Task prompt: Could every line of the data be printed exactly as it reads?

━━━ Dataset rows

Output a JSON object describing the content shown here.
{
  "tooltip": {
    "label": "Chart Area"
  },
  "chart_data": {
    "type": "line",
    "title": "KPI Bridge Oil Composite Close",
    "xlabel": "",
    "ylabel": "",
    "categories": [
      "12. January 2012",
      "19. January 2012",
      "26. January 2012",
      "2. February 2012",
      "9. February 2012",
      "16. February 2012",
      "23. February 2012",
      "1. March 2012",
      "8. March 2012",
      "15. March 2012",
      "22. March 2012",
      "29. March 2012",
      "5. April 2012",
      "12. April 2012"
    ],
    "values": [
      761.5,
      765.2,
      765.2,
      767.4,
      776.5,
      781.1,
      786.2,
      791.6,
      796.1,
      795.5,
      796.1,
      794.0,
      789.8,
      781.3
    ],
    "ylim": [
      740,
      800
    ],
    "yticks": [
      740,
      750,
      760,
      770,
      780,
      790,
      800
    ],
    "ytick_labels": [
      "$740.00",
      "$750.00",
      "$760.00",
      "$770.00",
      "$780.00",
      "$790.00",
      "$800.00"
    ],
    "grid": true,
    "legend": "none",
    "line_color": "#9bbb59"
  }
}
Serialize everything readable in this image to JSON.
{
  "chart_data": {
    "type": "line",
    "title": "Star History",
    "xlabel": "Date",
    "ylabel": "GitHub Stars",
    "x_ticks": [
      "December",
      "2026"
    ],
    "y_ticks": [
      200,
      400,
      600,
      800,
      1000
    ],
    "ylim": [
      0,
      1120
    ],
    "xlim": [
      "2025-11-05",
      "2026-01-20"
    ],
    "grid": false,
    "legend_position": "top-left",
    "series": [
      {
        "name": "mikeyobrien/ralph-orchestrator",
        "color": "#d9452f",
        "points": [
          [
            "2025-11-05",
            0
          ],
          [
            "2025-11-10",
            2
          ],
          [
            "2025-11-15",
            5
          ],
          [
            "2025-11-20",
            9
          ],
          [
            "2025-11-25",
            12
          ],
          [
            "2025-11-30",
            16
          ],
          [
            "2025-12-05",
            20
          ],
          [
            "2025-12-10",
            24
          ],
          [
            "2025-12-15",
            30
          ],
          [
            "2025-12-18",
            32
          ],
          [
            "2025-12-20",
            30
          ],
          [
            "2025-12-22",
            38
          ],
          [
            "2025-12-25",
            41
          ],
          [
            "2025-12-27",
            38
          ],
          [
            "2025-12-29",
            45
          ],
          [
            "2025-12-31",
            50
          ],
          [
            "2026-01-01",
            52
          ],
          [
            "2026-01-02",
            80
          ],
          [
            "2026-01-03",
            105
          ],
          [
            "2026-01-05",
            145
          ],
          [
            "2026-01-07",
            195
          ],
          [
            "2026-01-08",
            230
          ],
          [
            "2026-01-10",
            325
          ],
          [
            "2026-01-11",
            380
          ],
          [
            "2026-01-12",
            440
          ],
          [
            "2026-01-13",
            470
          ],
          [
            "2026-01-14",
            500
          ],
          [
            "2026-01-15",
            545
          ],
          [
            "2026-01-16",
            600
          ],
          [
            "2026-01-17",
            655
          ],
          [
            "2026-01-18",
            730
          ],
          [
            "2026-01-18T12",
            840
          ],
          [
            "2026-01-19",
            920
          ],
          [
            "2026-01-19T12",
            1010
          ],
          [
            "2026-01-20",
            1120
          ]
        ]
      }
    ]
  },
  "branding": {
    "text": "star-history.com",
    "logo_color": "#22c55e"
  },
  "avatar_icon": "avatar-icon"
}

━━━━━━

Task answer:
Output a JSON object describing the content shown here.
{
  "tooltip": {
    "label": "Chart Area"
  },
  "chart_data": {
    "type": "line",
    "title": "KPI Bridge Oil Composite Close",
    "xlabel": "",
    "ylabel": "",
    "categories": [
      "12. January 2012",
      "19. January 2012",
      "26. January 2012",
      "2. February 2012",
      "9. February 2012",
      "16. February 2012",
      "23. February 2012",
      "1. March 2012",
      "8. March 2012",
      "15. March 2012",
      "22. March 2012",
      "29. March 2012",
      "5. April 2012",
      "12. April 2012"
    ],
    "values": [
      761.5,
      765.2,
      765.2,
      767.4,
      776.5,
      781.1,
      786.2,
      791.6,
      796.1,
      795.5,
      796.1,
      794.0,
      789.8,
      781.3
    ],
    "ylim": [
      740,
      800
    ],
    "yticks": [
      740,
      750,
      760,
      770,
      780,
      790,
      800
    ],
    "ytick_labels": [
      "$740.00",
      "$750.00",
      "$760.00",
      "$770.00",
      "$780.00",
      "$790.00",
      "$800.00"
    ],
    "grid": true,
    "legend": "none",
    "line_color": "#9bbb59"
  }
}
Serialize everything readable in this image to JSON.
{
  "chart_data": {
    "type": "line",
    "title": "Star History",
    "xlabel": "Date",
    "ylabel": "GitHub Stars",
    "x_ticks": [
      "December",
      "2026"
    ],
    "y_ticks": [
      200,
      400,
      600,
      800,
      1000
    ],
    "ylim": [
      0,
      1120
    ],
    "xlim": [
      "2025-11-05",
      "2026-01-20"
    ],
    "grid": false,
    "legend_position": "top-left",
    "series": [
      {
        "name": "mikeyobrien/ralph-orchestrator",
        "color": "#d9452f",
        "points": [
          [
            "2025-11-05",
            0
          ],
          [
            "2025-11-10",
            2
          ],
          [
            "2025-11-15",
            5
          ],
          [
            "2025-11-20",
            9
          ],
          [
            "2025-11-25",
            12
          ],
          [
            "2025-11-30",
            16
          ],
          [
            "2025-12-05",
            20
          ],
          [
            "2025-12-10",
            24
          ],
          [
            "2025-12-15",
            30
          ],
          [
            "2025-12-18",
            32
          ],
          [
            "2025-12-20",
            30
          ],
          [
            "2025-12-22",
            38
          ],
          [
            "2025-12-25",
            41
          ],
          [
            "2025-12-27",
            38
          ],
          [
            "2025-12-29",
            45
          ],
          [
            "2025-12-31",
            50
          ],
          [
            "2026-01-01",
            52
          ],
          [
            "2026-01-02",
            80
          ],
          [
            "2026-01-03",
            105
          ],
          [
            "2026-01-05",
            145
          ],
          [
            "2026-01-07",
            195
          ],
          [
            "2026-01-08",
            230
          ],
          [
            "2026-01-10",
            325
          ],
          [
            "2026-01-11",
            380
          ],
          [
            "2026-01-12",
            440
          ],
          [
            "2026-01-13",
            470
          ],
          [
            "2026-01-14",
            500
          ],
          [
            "2026-01-15",
            545
          ],
          [
            "2026-01-16",
            600
          ],
          [
            "2026-01-17",
            655
          ],
          [
            "2026-01-18",
            730
          ],
          [
            "2026-01-18T12",
            840
          ],
          [
            "2026-01-19",
            920
          ],
          [
            "2026-01-19T12",
            1010
          ],
          [
            "2026-01-20",
            1120
          ]
        ]
      }
    ]
  },
  "branding": {
    "text": "star-history.com",
    "logo_color": "#22c55e"
  },
  "avatar_icon": "avatar-icon"
}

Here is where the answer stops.